Raw records
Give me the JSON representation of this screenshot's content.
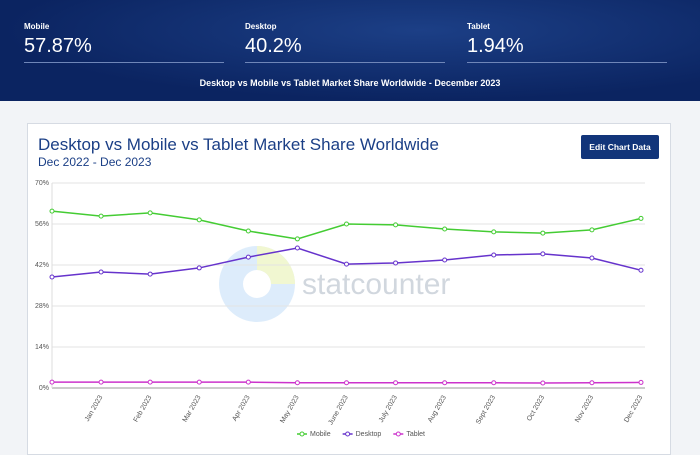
{
  "header": {
    "stats": [
      {
        "label": "Mobile",
        "value": "57.87%"
      },
      {
        "label": "Desktop",
        "value": "40.2%"
      },
      {
        "label": "Tablet",
        "value": "1.94%"
      }
    ],
    "banner": "Desktop vs Mobile vs Tablet Market Share Worldwide - December 2023"
  },
  "card": {
    "button": "Edit Chart Data",
    "watermark": "statcounter"
  },
  "chart_data": {
    "type": "line",
    "title": "Desktop vs Mobile vs Tablet Market Share Worldwide",
    "subtitle": "Dec 2022 - Dec 2023",
    "categories": [
      null,
      "Jan 2023",
      "Feb 2023",
      "Mar 2023",
      "Apr 2023",
      "May 2023",
      "June 2023",
      "July 2023",
      "Aug 2023",
      "Sept 2023",
      "Oct 2023",
      "Nov 2023",
      "Dec 2023"
    ],
    "series": [
      {
        "name": "Mobile",
        "color": "#44cc33",
        "values": [
          60.4,
          58.7,
          59.8,
          57.4,
          53.6,
          50.9,
          56.0,
          55.7,
          54.3,
          53.3,
          52.9,
          54.0,
          57.9
        ]
      },
      {
        "name": "Desktop",
        "color": "#6633cc",
        "values": [
          37.9,
          39.6,
          38.9,
          41.0,
          44.7,
          47.8,
          42.3,
          42.7,
          43.7,
          45.4,
          45.8,
          44.4,
          40.2
        ]
      },
      {
        "name": "Tablet",
        "color": "#cc33cc",
        "values": [
          2.0,
          2.0,
          2.0,
          2.0,
          2.0,
          1.8,
          1.8,
          1.8,
          1.8,
          1.8,
          1.7,
          1.8,
          1.9
        ]
      }
    ],
    "ylim": [
      0,
      70
    ],
    "yticks": [
      {
        "value": 0,
        "label": "0%"
      },
      {
        "value": 14,
        "label": "14%"
      },
      {
        "value": 28,
        "label": "28%"
      },
      {
        "value": 42,
        "label": "42%"
      },
      {
        "value": 56,
        "label": "56%"
      },
      {
        "value": 70,
        "label": "70%"
      }
    ],
    "grid": true,
    "legend": "bottom"
  }
}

_Work required_.
Reproduce each line of the entries in which the word "Mobile" is found.

_Correct answer_.
        "label": "Mobile",
    "banner": "Desktop vs Mobile vs Tablet Market Share Worldwide - December 2023"
    "title": "Desktop vs Mobile vs Tablet Market Share Worldwide",
        "name": "Mobile",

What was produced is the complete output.